Copy each line exactly. Drop every picture.

(Data records)
:::::
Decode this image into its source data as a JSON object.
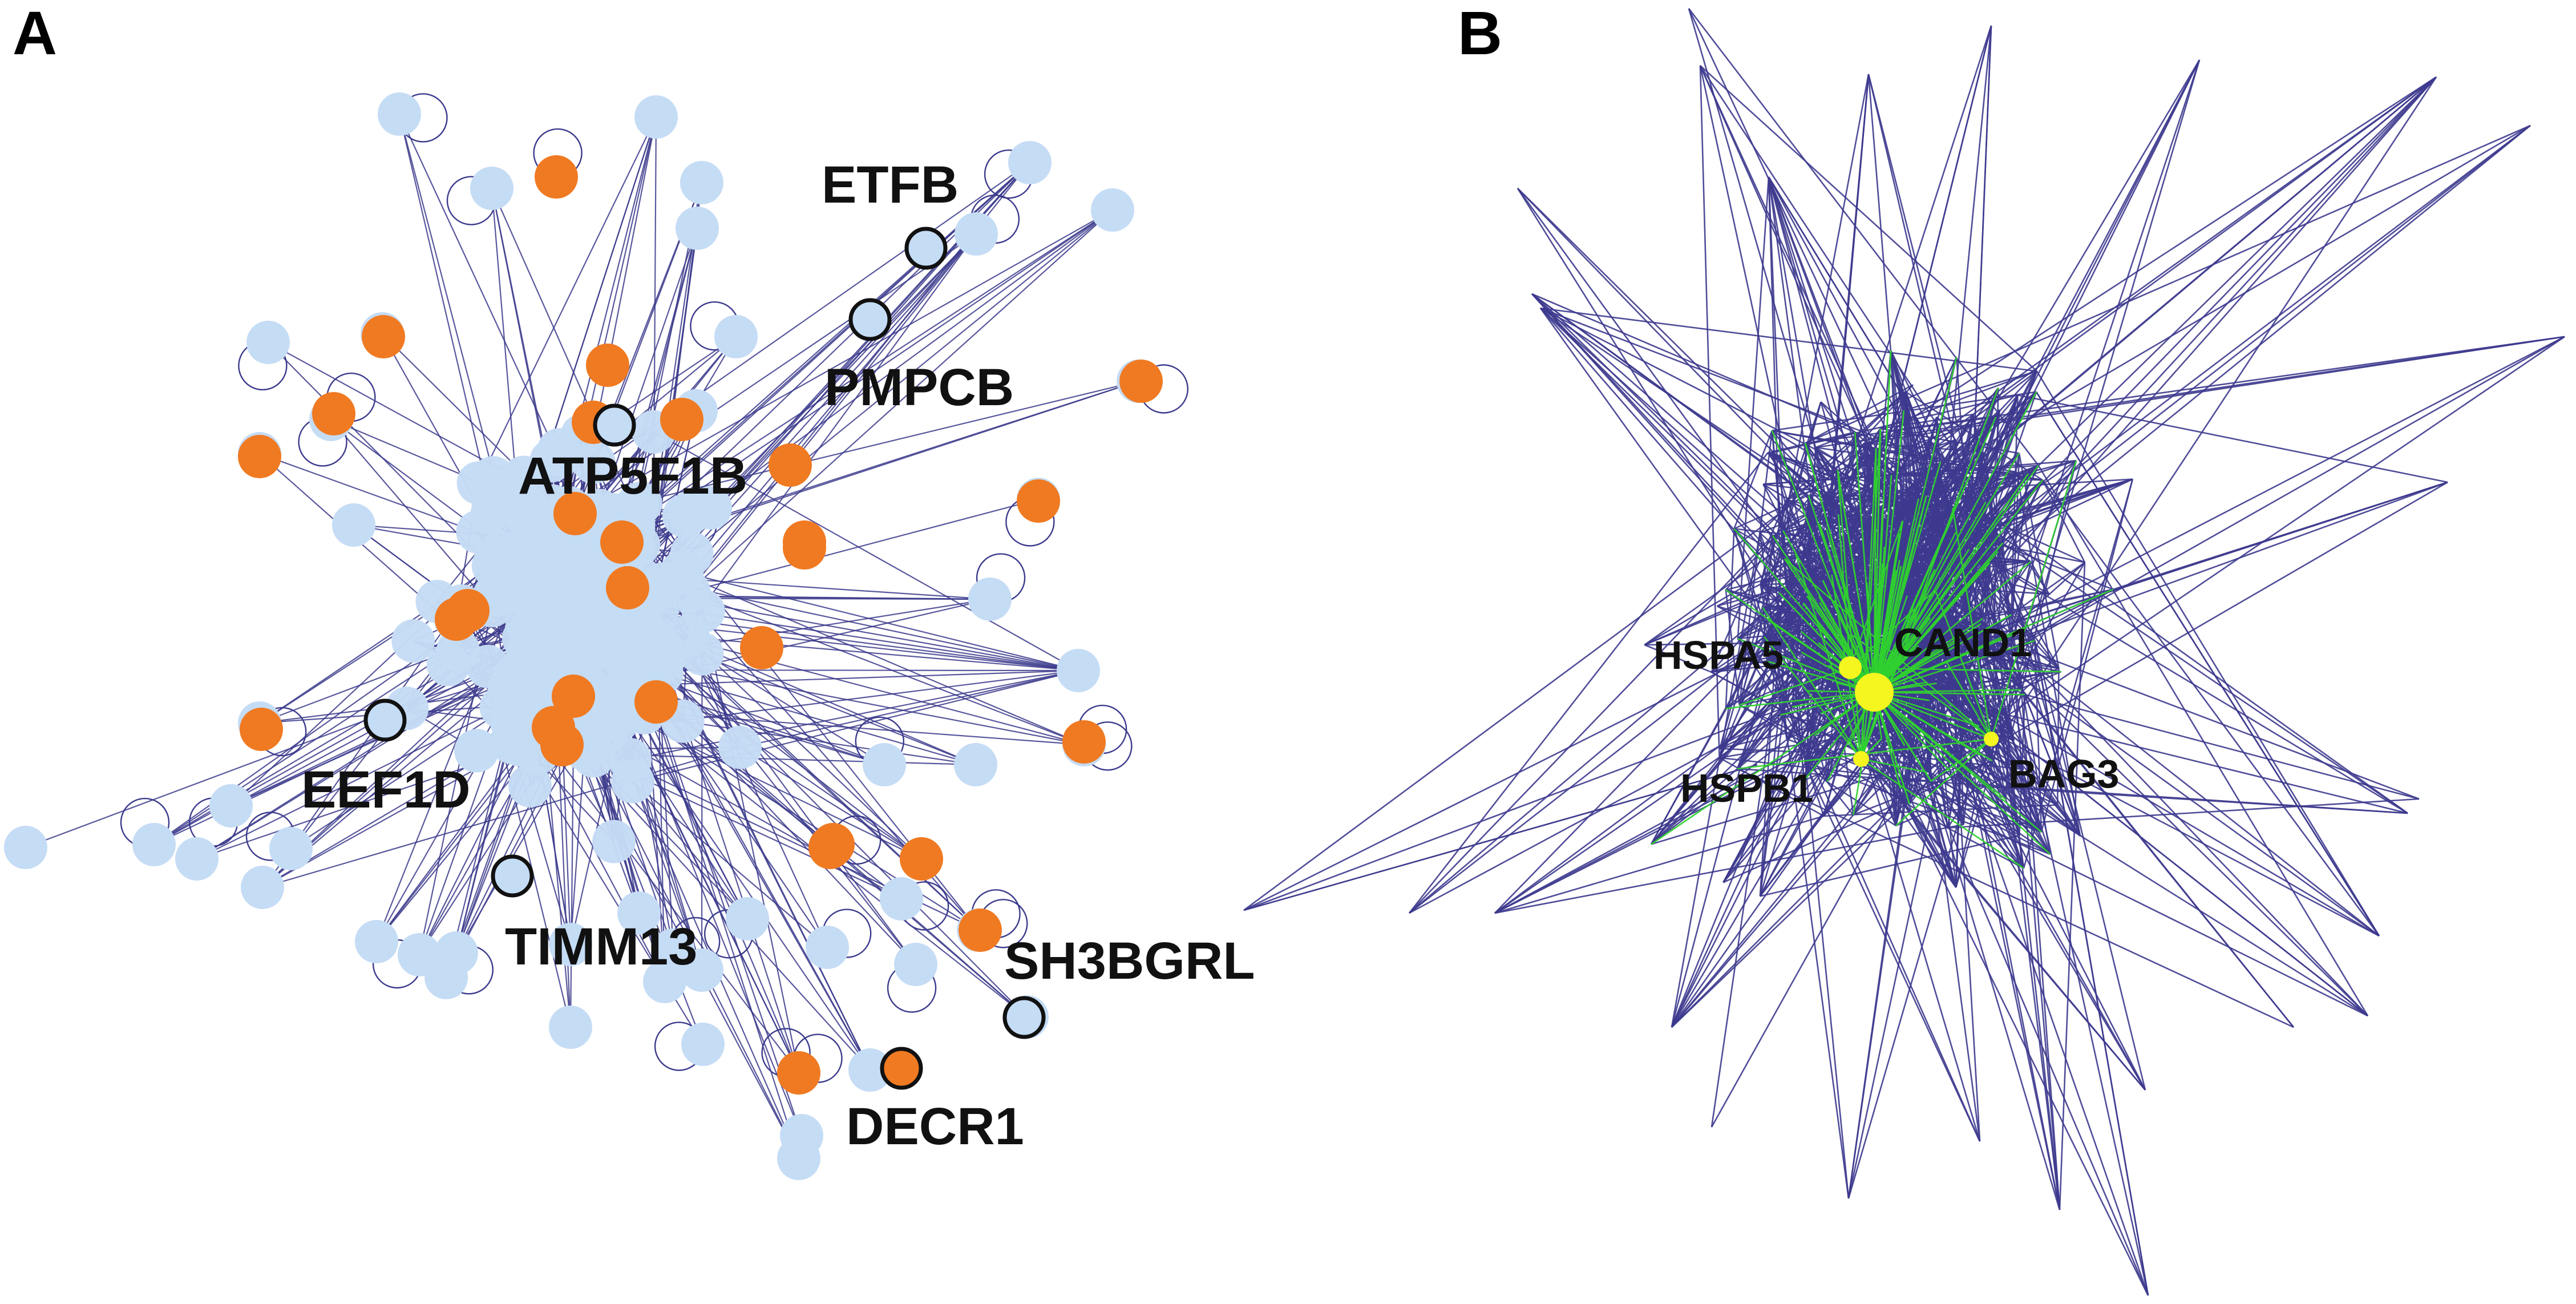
{
  "panels": {
    "a": {
      "letter": "A",
      "edge_color": "#3b3a8c",
      "node_colors": {
        "light": "#c5dcf5",
        "orange": "#f07a22"
      },
      "highlight_ring_color": "#111111",
      "labels": {
        "etfb": "ETFB",
        "pmpcb": "PMPCB",
        "atp5f1b": "ATP5F1B",
        "eef1d": "EEF1D",
        "timm13": "TIMM13",
        "sh3bgrl": "SH3BGRL",
        "decr1": "DECR1"
      }
    },
    "b": {
      "letter": "B",
      "edge_colors": {
        "main": "#3d3a8e",
        "hub": "#2fd12f"
      },
      "node_color": "#f5f51f",
      "labels": {
        "hspa5": "HSPA5",
        "cand1": "CAND1",
        "hspb1": "HSPB1",
        "bag3": "BAG3"
      }
    }
  }
}
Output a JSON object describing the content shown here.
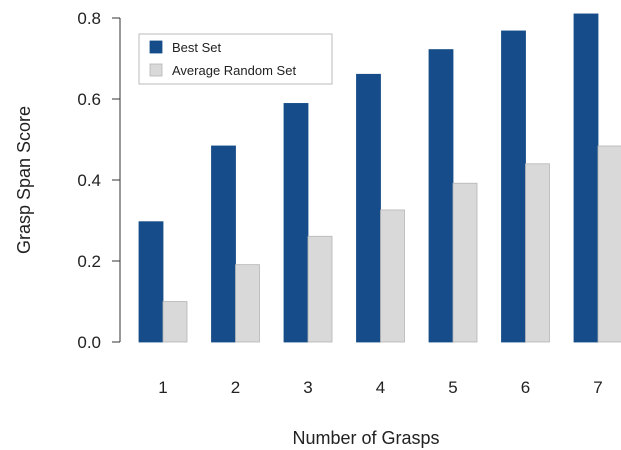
{
  "chart_data": {
    "type": "bar",
    "title": "",
    "xlabel": "Number of Grasps",
    "ylabel": "Grasp Span Score",
    "categories": [
      "1",
      "2",
      "3",
      "4",
      "5",
      "6",
      "7"
    ],
    "series": [
      {
        "name": "Best Set",
        "color": "#154c89",
        "values": [
          0.297,
          0.484,
          0.589,
          0.661,
          0.722,
          0.768,
          0.81
        ]
      },
      {
        "name": "Average Random Set",
        "color": "#d9d9d9",
        "values": [
          0.1,
          0.191,
          0.261,
          0.326,
          0.392,
          0.44,
          0.484
        ]
      }
    ],
    "ylim": [
      0,
      0.8
    ],
    "yticks": [
      "0.0",
      "0.2",
      "0.4",
      "0.6",
      "0.8"
    ],
    "grid": false,
    "legend_position": "top-left"
  }
}
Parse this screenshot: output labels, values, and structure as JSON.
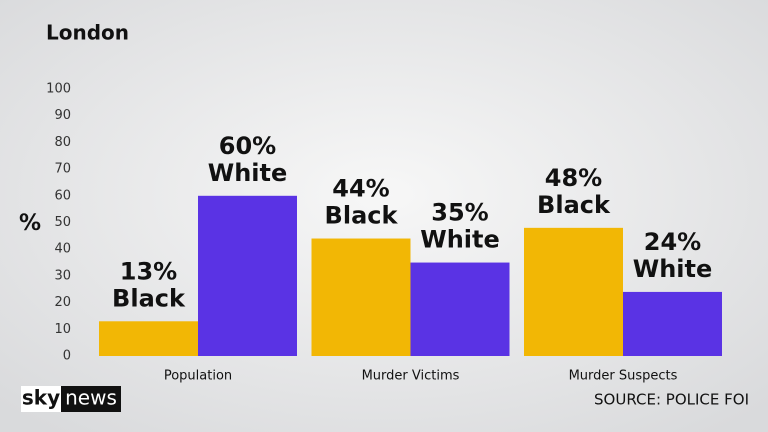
{
  "chart_data": {
    "type": "bar",
    "title": "London",
    "ylabel": "%",
    "categories": [
      "Population",
      "Murder Victims",
      "Murder Suspects"
    ],
    "series": [
      {
        "name": "Black",
        "color": "#f2b705",
        "values": [
          13,
          44,
          48
        ],
        "value_labels": [
          "13%",
          "44%",
          "48%"
        ]
      },
      {
        "name": "White",
        "color": "#5a33e4",
        "values": [
          60,
          35,
          24
        ],
        "value_labels": [
          "60%",
          "35%",
          "24%"
        ]
      }
    ],
    "ylim": [
      0,
      100
    ],
    "yticks": [
      0,
      10,
      20,
      30,
      40,
      50,
      60,
      70,
      80,
      90,
      100
    ],
    "grid": false,
    "source": "SOURCE: POLICE FOI",
    "logo": [
      "sky",
      "news"
    ]
  }
}
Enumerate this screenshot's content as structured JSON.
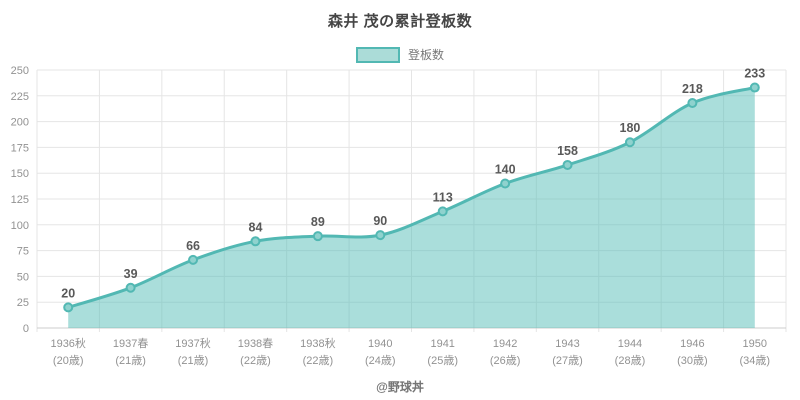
{
  "chart_data": {
    "type": "area",
    "title": "森井 茂の累計登板数",
    "legend": [
      "登板数"
    ],
    "categories": [
      "1936秋",
      "1937春",
      "1937秋",
      "1938春",
      "1938秋",
      "1940",
      "1941",
      "1942",
      "1943",
      "1944",
      "1946",
      "1950"
    ],
    "categories_sub": [
      "(20歳)",
      "(21歳)",
      "(21歳)",
      "(22歳)",
      "(22歳)",
      "(24歳)",
      "(25歳)",
      "(26歳)",
      "(27歳)",
      "(28歳)",
      "(30歳)",
      "(34歳)"
    ],
    "values": [
      20,
      39,
      66,
      84,
      89,
      90,
      113,
      140,
      158,
      180,
      218,
      233
    ],
    "ylim": [
      0,
      250
    ],
    "y_ticks": [
      0,
      25,
      50,
      75,
      100,
      125,
      150,
      175,
      200,
      225,
      250
    ],
    "grid": true,
    "legend_position": "top",
    "colors": {
      "line": "#52b8b3",
      "fill": "#56bdb8",
      "fill_opacity": 0.5,
      "marker_fill": "#8fd2ce",
      "grid": "#e5e5e5",
      "axis": "#cccccc",
      "value_label": "#595959",
      "tick_label": "#929292"
    }
  },
  "footer": {
    "credit": "@野球丼"
  }
}
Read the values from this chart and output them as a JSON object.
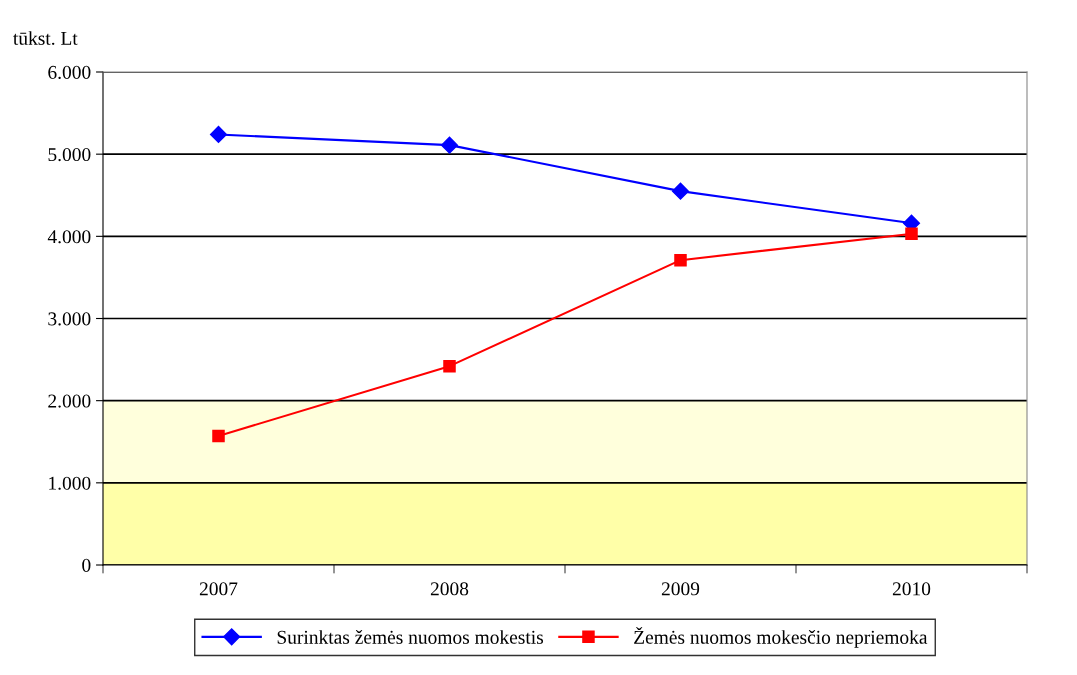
{
  "chart_data": {
    "type": "line",
    "ylabel": "tūkst. Lt",
    "categories": [
      "2007",
      "2008",
      "2009",
      "2010"
    ],
    "series": [
      {
        "name": "Surinktas žemės nuomos mokestis",
        "color": "#0000ff",
        "marker": "diamond",
        "values": [
          5240,
          5110,
          4550,
          4160
        ]
      },
      {
        "name": "Žemės nuomos mokesčio nepriemoka",
        "color": "#ff0000",
        "marker": "square",
        "values": [
          1570,
          2420,
          3710,
          4030
        ]
      }
    ],
    "ylim": [
      0,
      6000
    ],
    "yticks": [
      0,
      {
        "value": 1000,
        "label": "1.000"
      },
      {
        "value": 2000,
        "label": "2.000"
      },
      {
        "value": 3000,
        "label": "3.000"
      },
      {
        "value": 4000,
        "label": "4.000"
      },
      {
        "value": 5000,
        "label": "5.000"
      },
      {
        "value": 6000,
        "label": "6.000"
      }
    ],
    "bands": [
      {
        "axis": "y",
        "from": 0,
        "to": 1000,
        "color": "#ffffa8"
      },
      {
        "axis": "y",
        "from": 1000,
        "to": 2000,
        "color": "#ffffdc"
      }
    ],
    "grid": "y",
    "legend": "bottom",
    "line_style": "solid"
  }
}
:::::
• _EXERCISE SOLUTION_
Decode this image into its source data as a JSON object.
{
  "panels": {
    "a": {
      "letter": "A",
      "edge_color": "#3b3a8c",
      "node_colors": {
        "light": "#c5dcf5",
        "orange": "#f07a22"
      },
      "highlight_ring_color": "#111111",
      "labels": {
        "etfb": "ETFB",
        "pmpcb": "PMPCB",
        "atp5f1b": "ATP5F1B",
        "eef1d": "EEF1D",
        "timm13": "TIMM13",
        "sh3bgrl": "SH3BGRL",
        "decr1": "DECR1"
      }
    },
    "b": {
      "letter": "B",
      "edge_colors": {
        "main": "#3d3a8e",
        "hub": "#2fd12f"
      },
      "node_color": "#f5f51f",
      "labels": {
        "hspa5": "HSPA5",
        "cand1": "CAND1",
        "hspb1": "HSPB1",
        "bag3": "BAG3"
      }
    }
  }
}
Output a JSON object describing the content shown here.
{
  "chart_data": {
    "type": "bar",
    "title": "",
    "xlabel": "Number of Grasps",
    "ylabel": "Grasp Span Score",
    "categories": [
      "1",
      "2",
      "3",
      "4",
      "5",
      "6",
      "7"
    ],
    "series": [
      {
        "name": "Best Set",
        "color": "#154c89",
        "values": [
          0.297,
          0.484,
          0.589,
          0.661,
          0.722,
          0.768,
          0.81
        ]
      },
      {
        "name": "Average Random Set",
        "color": "#d9d9d9",
        "values": [
          0.1,
          0.191,
          0.261,
          0.326,
          0.392,
          0.44,
          0.484
        ]
      }
    ],
    "ylim": [
      0,
      0.8
    ],
    "yticks": [
      "0.0",
      "0.2",
      "0.4",
      "0.6",
      "0.8"
    ],
    "grid": false,
    "legend_position": "top-left"
  }
}
Parse this screenshot: output labels, values, and structure as JSON.
{
  "chart_data": {
    "type": "bar",
    "title": "London",
    "ylabel": "%",
    "categories": [
      "Population",
      "Murder Victims",
      "Murder Suspects"
    ],
    "series": [
      {
        "name": "Black",
        "color": "#f2b705",
        "values": [
          13,
          44,
          48
        ],
        "value_labels": [
          "13%",
          "44%",
          "48%"
        ]
      },
      {
        "name": "White",
        "color": "#5a33e4",
        "values": [
          60,
          35,
          24
        ],
        "value_labels": [
          "60%",
          "35%",
          "24%"
        ]
      }
    ],
    "ylim": [
      0,
      100
    ],
    "yticks": [
      0,
      10,
      20,
      30,
      40,
      50,
      60,
      70,
      80,
      90,
      100
    ],
    "grid": false,
    "source": "SOURCE: POLICE FOI",
    "logo": [
      "sky",
      "news"
    ]
  }
}
Enumerate this screenshot's content as structured JSON.
{
  "chart_data": {
    "type": "area",
    "title": "森井 茂の累計登板数",
    "legend": [
      "登板数"
    ],
    "categories": [
      "1936秋",
      "1937春",
      "1937秋",
      "1938春",
      "1938秋",
      "1940",
      "1941",
      "1942",
      "1943",
      "1944",
      "1946",
      "1950"
    ],
    "categories_sub": [
      "(20歳)",
      "(21歳)",
      "(21歳)",
      "(22歳)",
      "(22歳)",
      "(24歳)",
      "(25歳)",
      "(26歳)",
      "(27歳)",
      "(28歳)",
      "(30歳)",
      "(34歳)"
    ],
    "values": [
      20,
      39,
      66,
      84,
      89,
      90,
      113,
      140,
      158,
      180,
      218,
      233
    ],
    "ylim": [
      0,
      250
    ],
    "y_ticks": [
      0,
      25,
      50,
      75,
      100,
      125,
      150,
      175,
      200,
      225,
      250
    ],
    "grid": true,
    "legend_position": "top",
    "colors": {
      "line": "#52b8b3",
      "fill": "#56bdb8",
      "fill_opacity": 0.5,
      "marker_fill": "#8fd2ce",
      "grid": "#e5e5e5",
      "axis": "#cccccc",
      "value_label": "#595959",
      "tick_label": "#929292"
    }
  },
  "footer": {
    "credit": "@野球丼"
  }
}
Read the values from this chart and output them as a JSON object.
{
  "chart_data": {
    "type": "line",
    "ylabel": "tūkst. Lt",
    "categories": [
      "2007",
      "2008",
      "2009",
      "2010"
    ],
    "series": [
      {
        "name": "Surinktas žemės nuomos mokestis",
        "color": "#0000ff",
        "marker": "diamond",
        "values": [
          5240,
          5110,
          4550,
          4160
        ]
      },
      {
        "name": "Žemės nuomos mokesčio nepriemoka",
        "color": "#ff0000",
        "marker": "square",
        "values": [
          1570,
          2420,
          3710,
          4030
        ]
      }
    ],
    "ylim": [
      0,
      6000
    ],
    "yticks": [
      0,
      {
        "value": 1000,
        "label": "1.000"
      },
      {
        "value": 2000,
        "label": "2.000"
      },
      {
        "value": 3000,
        "label": "3.000"
      },
      {
        "value": 4000,
        "label": "4.000"
      },
      {
        "value": 5000,
        "label": "5.000"
      },
      {
        "value": 6000,
        "label": "6.000"
      }
    ],
    "bands": [
      {
        "axis": "y",
        "from": 0,
        "to": 1000,
        "color": "#ffffa8"
      },
      {
        "axis": "y",
        "from": 1000,
        "to": 2000,
        "color": "#ffffdc"
      }
    ],
    "grid": "y",
    "legend": "bottom",
    "line_style": "solid"
  }
}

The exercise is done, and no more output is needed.